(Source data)

● ● ● ● ●

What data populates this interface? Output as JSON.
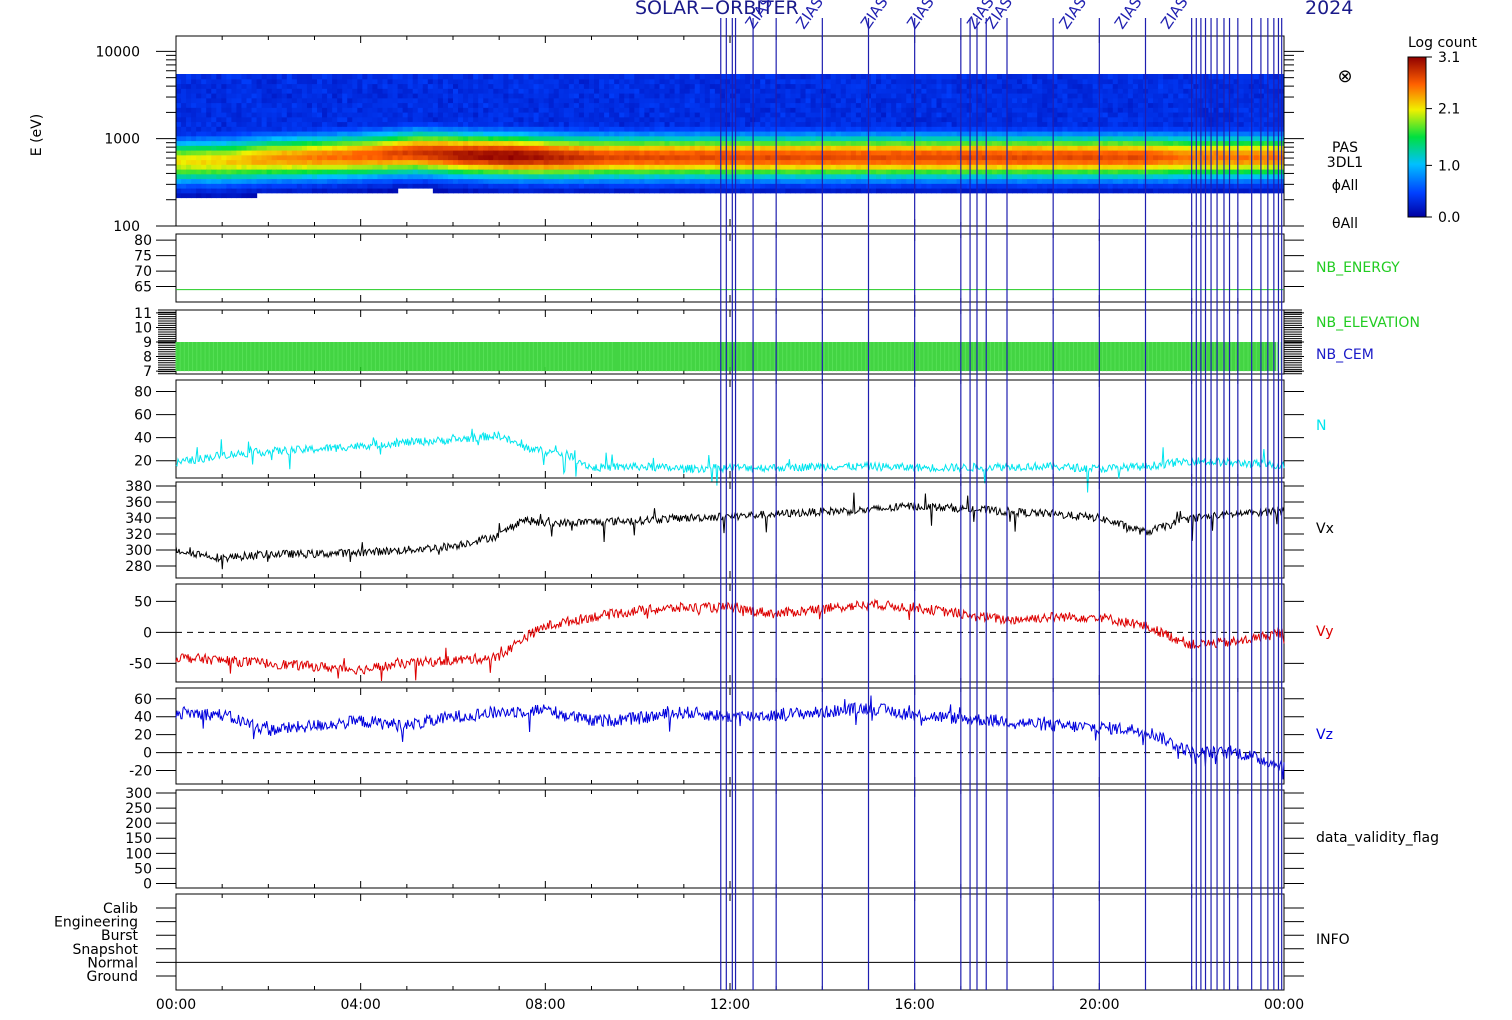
{
  "header": {
    "left": "SOLAR−ORBITER",
    "right": "2024",
    "event_label": "ZIAS"
  },
  "colors": {
    "background": "#ffffff",
    "axes": "#000000",
    "event_line": "#1f1fb0",
    "nb_energy": "#22cc22",
    "nb_elevation": "#22cc22",
    "nb_cem": "#1a1ac8",
    "n": "#00e5ee",
    "vx": "#000000",
    "vy": "#dd0000",
    "vz": "#0000dd"
  },
  "colorbar": {
    "title": "Log count",
    "ticks": [
      "3.1",
      "2.1",
      "1.0",
      "0.0"
    ]
  },
  "chart_data": [
    {
      "type": "heatmap",
      "id": "spectrogram",
      "ylabel": "E (eV)",
      "yscale": "log",
      "ylim": [
        100,
        15000
      ],
      "yticks": [
        "10000",
        "1000",
        "100"
      ],
      "right_labels": [
        "PAS",
        "3DL1",
        "ϕAll",
        "θAll"
      ],
      "symbol": "⊗",
      "clim": [
        0.0,
        3.1
      ],
      "peak_energy_eV": [
        550,
        560,
        600,
        620,
        650,
        700,
        660,
        640,
        620,
        620,
        620,
        620,
        620,
        620,
        620,
        620,
        620,
        620,
        620,
        620,
        620,
        620,
        620,
        620
      ],
      "peak_intensity": [
        2.1,
        2.2,
        2.4,
        2.5,
        2.6,
        2.8,
        3.0,
        3.1,
        2.9,
        2.7,
        2.7,
        2.7,
        2.7,
        2.7,
        2.7,
        2.7,
        2.7,
        2.7,
        2.7,
        2.7,
        2.7,
        2.5,
        2.5,
        2.5
      ]
    },
    {
      "type": "line",
      "id": "nb_energy",
      "series": [
        {
          "name": "NB_ENERGY"
        }
      ],
      "ylim": [
        60,
        82
      ],
      "yticks": [
        65,
        70,
        75,
        80
      ],
      "x": [
        0,
        24
      ],
      "y": [
        64,
        64
      ]
    },
    {
      "type": "line",
      "id": "nb",
      "series": [
        {
          "name": "NB_ELEVATION"
        },
        {
          "name": "NB_CEM"
        }
      ],
      "ylim": [
        6.8,
        11.2
      ],
      "yticks": [
        7,
        8,
        9,
        10,
        11
      ],
      "band": [
        7,
        9
      ],
      "gaps": [
        9.55,
        12.4
      ]
    },
    {
      "type": "line",
      "id": "n",
      "series": [
        {
          "name": "N"
        }
      ],
      "ylim": [
        5,
        90
      ],
      "yticks": [
        20,
        40,
        60,
        80
      ],
      "x": [
        0,
        1,
        2,
        3,
        4,
        5,
        6,
        7,
        7.5,
        8,
        8.5,
        9,
        10,
        11,
        12,
        13,
        14,
        15,
        16,
        17,
        18,
        19,
        20,
        21,
        22,
        23,
        24
      ],
      "y": [
        18,
        25,
        28,
        30,
        33,
        36,
        38,
        42,
        32,
        28,
        25,
        14,
        15,
        13,
        14,
        14,
        15,
        15,
        14,
        14,
        15,
        15,
        13,
        15,
        20,
        18,
        16
      ]
    },
    {
      "type": "line",
      "id": "vx",
      "series": [
        {
          "name": "Vx"
        }
      ],
      "ylim": [
        265,
        385
      ],
      "yticks": [
        280,
        300,
        320,
        340,
        360,
        380
      ],
      "x": [
        0,
        1,
        2,
        3,
        4,
        5,
        6,
        7,
        7.5,
        8,
        9,
        10,
        11,
        12,
        13,
        14,
        15,
        16,
        17,
        18,
        19,
        20,
        21,
        22,
        23,
        24
      ],
      "y": [
        300,
        290,
        295,
        295,
        297,
        300,
        305,
        318,
        338,
        333,
        335,
        337,
        340,
        342,
        345,
        348,
        350,
        355,
        352,
        348,
        345,
        340,
        322,
        340,
        345,
        350
      ]
    },
    {
      "type": "line",
      "id": "vy",
      "series": [
        {
          "name": "Vy"
        }
      ],
      "ylim": [
        -80,
        78
      ],
      "yticks": [
        -50,
        0,
        50
      ],
      "zero_line": true,
      "x": [
        0,
        1,
        2,
        3,
        4,
        5,
        6,
        7,
        7.5,
        8,
        9,
        10,
        11,
        12,
        13,
        14,
        15,
        16,
        17,
        18,
        19,
        20,
        21,
        22,
        23,
        24
      ],
      "y": [
        -40,
        -45,
        -50,
        -55,
        -60,
        -50,
        -45,
        -40,
        -10,
        10,
        25,
        35,
        40,
        40,
        30,
        38,
        45,
        40,
        30,
        20,
        25,
        25,
        10,
        -20,
        -15,
        0
      ]
    },
    {
      "type": "line",
      "id": "vz",
      "series": [
        {
          "name": "Vz"
        }
      ],
      "ylim": [
        -35,
        72
      ],
      "yticks": [
        -20,
        0,
        20,
        40,
        60
      ],
      "zero_line": true,
      "x": [
        0,
        1,
        2,
        3,
        4,
        5,
        6,
        7,
        8,
        9,
        10,
        11,
        12,
        13,
        14,
        15,
        16,
        17,
        18,
        19,
        20,
        21,
        22,
        23,
        24
      ],
      "y": [
        45,
        42,
        25,
        30,
        35,
        30,
        40,
        45,
        48,
        35,
        38,
        45,
        40,
        42,
        45,
        50,
        42,
        38,
        35,
        30,
        28,
        25,
        0,
        0,
        -15
      ]
    },
    {
      "type": "line",
      "id": "dvf",
      "series": [
        {
          "name": "data_validity_flag"
        }
      ],
      "ylim": [
        -15,
        310
      ],
      "yticks": [
        0,
        50,
        100,
        150,
        200,
        250,
        300
      ]
    },
    {
      "type": "table",
      "id": "info",
      "series": [
        {
          "name": "INFO"
        }
      ],
      "yticks": [
        "Calib",
        "Engineering",
        "Burst",
        "Snapshot",
        "Normal",
        "Ground"
      ],
      "mode_line_at": "Normal"
    }
  ],
  "x_axis": {
    "range_hours": [
      0,
      24
    ],
    "tick_labels": [
      "00:00",
      "04:00",
      "08:00",
      "12:00",
      "16:00",
      "20:00",
      "00:00"
    ],
    "tick_hours": [
      0,
      4,
      8,
      12,
      16,
      20,
      24
    ]
  },
  "events": [
    11.8,
    11.92,
    12.05,
    12.12,
    12.5,
    13.0,
    14.0,
    15.0,
    16.0,
    17.0,
    17.2,
    17.35,
    17.55,
    18.0,
    19.0,
    20.0,
    21.0,
    22.0,
    22.1,
    22.2,
    22.3,
    22.42,
    22.55,
    22.7,
    22.82,
    23.0,
    23.3,
    23.5,
    23.65,
    23.78,
    23.88,
    23.95
  ]
}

● ● ● ● ●

• [Aim of the exercise]
Leave out the pictures and copy the rest of the material above exactly.

• [Result for this task]
What data populates this interface? Output as JSON.
{
  "header": {
    "left": "SOLAR−ORBITER",
    "right": "2024",
    "event_label": "ZIAS"
  },
  "colors": {
    "background": "#ffffff",
    "axes": "#000000",
    "event_line": "#1f1fb0",
    "nb_energy": "#22cc22",
    "nb_elevation": "#22cc22",
    "nb_cem": "#1a1ac8",
    "n": "#00e5ee",
    "vx": "#000000",
    "vy": "#dd0000",
    "vz": "#0000dd"
  },
  "colorbar": {
    "title": "Log count",
    "ticks": [
      "3.1",
      "2.1",
      "1.0",
      "0.0"
    ]
  },
  "chart_data": [
    {
      "type": "heatmap",
      "id": "spectrogram",
      "ylabel": "E (eV)",
      "yscale": "log",
      "ylim": [
        100,
        15000
      ],
      "yticks": [
        "10000",
        "1000",
        "100"
      ],
      "right_labels": [
        "PAS",
        "3DL1",
        "ϕAll",
        "θAll"
      ],
      "symbol": "⊗",
      "clim": [
        0.0,
        3.1
      ],
      "peak_energy_eV": [
        550,
        560,
        600,
        620,
        650,
        700,
        660,
        640,
        620,
        620,
        620,
        620,
        620,
        620,
        620,
        620,
        620,
        620,
        620,
        620,
        620,
        620,
        620,
        620
      ],
      "peak_intensity": [
        2.1,
        2.2,
        2.4,
        2.5,
        2.6,
        2.8,
        3.0,
        3.1,
        2.9,
        2.7,
        2.7,
        2.7,
        2.7,
        2.7,
        2.7,
        2.7,
        2.7,
        2.7,
        2.7,
        2.7,
        2.7,
        2.5,
        2.5,
        2.5
      ]
    },
    {
      "type": "line",
      "id": "nb_energy",
      "series": [
        {
          "name": "NB_ENERGY"
        }
      ],
      "ylim": [
        60,
        82
      ],
      "yticks": [
        65,
        70,
        75,
        80
      ],
      "x": [
        0,
        24
      ],
      "y": [
        64,
        64
      ]
    },
    {
      "type": "line",
      "id": "nb",
      "series": [
        {
          "name": "NB_ELEVATION"
        },
        {
          "name": "NB_CEM"
        }
      ],
      "ylim": [
        6.8,
        11.2
      ],
      "yticks": [
        7,
        8,
        9,
        10,
        11
      ],
      "band": [
        7,
        9
      ],
      "gaps": [
        9.55,
        12.4
      ]
    },
    {
      "type": "line",
      "id": "n",
      "series": [
        {
          "name": "N"
        }
      ],
      "ylim": [
        5,
        90
      ],
      "yticks": [
        20,
        40,
        60,
        80
      ],
      "x": [
        0,
        1,
        2,
        3,
        4,
        5,
        6,
        7,
        7.5,
        8,
        8.5,
        9,
        10,
        11,
        12,
        13,
        14,
        15,
        16,
        17,
        18,
        19,
        20,
        21,
        22,
        23,
        24
      ],
      "y": [
        18,
        25,
        28,
        30,
        33,
        36,
        38,
        42,
        32,
        28,
        25,
        14,
        15,
        13,
        14,
        14,
        15,
        15,
        14,
        14,
        15,
        15,
        13,
        15,
        20,
        18,
        16
      ]
    },
    {
      "type": "line",
      "id": "vx",
      "series": [
        {
          "name": "Vx"
        }
      ],
      "ylim": [
        265,
        385
      ],
      "yticks": [
        280,
        300,
        320,
        340,
        360,
        380
      ],
      "x": [
        0,
        1,
        2,
        3,
        4,
        5,
        6,
        7,
        7.5,
        8,
        9,
        10,
        11,
        12,
        13,
        14,
        15,
        16,
        17,
        18,
        19,
        20,
        21,
        22,
        23,
        24
      ],
      "y": [
        300,
        290,
        295,
        295,
        297,
        300,
        305,
        318,
        338,
        333,
        335,
        337,
        340,
        342,
        345,
        348,
        350,
        355,
        352,
        348,
        345,
        340,
        322,
        340,
        345,
        350
      ]
    },
    {
      "type": "line",
      "id": "vy",
      "series": [
        {
          "name": "Vy"
        }
      ],
      "ylim": [
        -80,
        78
      ],
      "yticks": [
        -50,
        0,
        50
      ],
      "zero_line": true,
      "x": [
        0,
        1,
        2,
        3,
        4,
        5,
        6,
        7,
        7.5,
        8,
        9,
        10,
        11,
        12,
        13,
        14,
        15,
        16,
        17,
        18,
        19,
        20,
        21,
        22,
        23,
        24
      ],
      "y": [
        -40,
        -45,
        -50,
        -55,
        -60,
        -50,
        -45,
        -40,
        -10,
        10,
        25,
        35,
        40,
        40,
        30,
        38,
        45,
        40,
        30,
        20,
        25,
        25,
        10,
        -20,
        -15,
        0
      ]
    },
    {
      "type": "line",
      "id": "vz",
      "series": [
        {
          "name": "Vz"
        }
      ],
      "ylim": [
        -35,
        72
      ],
      "yticks": [
        -20,
        0,
        20,
        40,
        60
      ],
      "zero_line": true,
      "x": [
        0,
        1,
        2,
        3,
        4,
        5,
        6,
        7,
        8,
        9,
        10,
        11,
        12,
        13,
        14,
        15,
        16,
        17,
        18,
        19,
        20,
        21,
        22,
        23,
        24
      ],
      "y": [
        45,
        42,
        25,
        30,
        35,
        30,
        40,
        45,
        48,
        35,
        38,
        45,
        40,
        42,
        45,
        50,
        42,
        38,
        35,
        30,
        28,
        25,
        0,
        0,
        -15
      ]
    },
    {
      "type": "line",
      "id": "dvf",
      "series": [
        {
          "name": "data_validity_flag"
        }
      ],
      "ylim": [
        -15,
        310
      ],
      "yticks": [
        0,
        50,
        100,
        150,
        200,
        250,
        300
      ]
    },
    {
      "type": "table",
      "id": "info",
      "series": [
        {
          "name": "INFO"
        }
      ],
      "yticks": [
        "Calib",
        "Engineering",
        "Burst",
        "Snapshot",
        "Normal",
        "Ground"
      ],
      "mode_line_at": "Normal"
    }
  ],
  "x_axis": {
    "range_hours": [
      0,
      24
    ],
    "tick_labels": [
      "00:00",
      "04:00",
      "08:00",
      "12:00",
      "16:00",
      "20:00",
      "00:00"
    ],
    "tick_hours": [
      0,
      4,
      8,
      12,
      16,
      20,
      24
    ]
  },
  "events": [
    11.8,
    11.92,
    12.05,
    12.12,
    12.5,
    13.0,
    14.0,
    15.0,
    16.0,
    17.0,
    17.2,
    17.35,
    17.55,
    18.0,
    19.0,
    20.0,
    21.0,
    22.0,
    22.1,
    22.2,
    22.3,
    22.42,
    22.55,
    22.7,
    22.82,
    23.0,
    23.3,
    23.5,
    23.65,
    23.78,
    23.88,
    23.95
  ]
}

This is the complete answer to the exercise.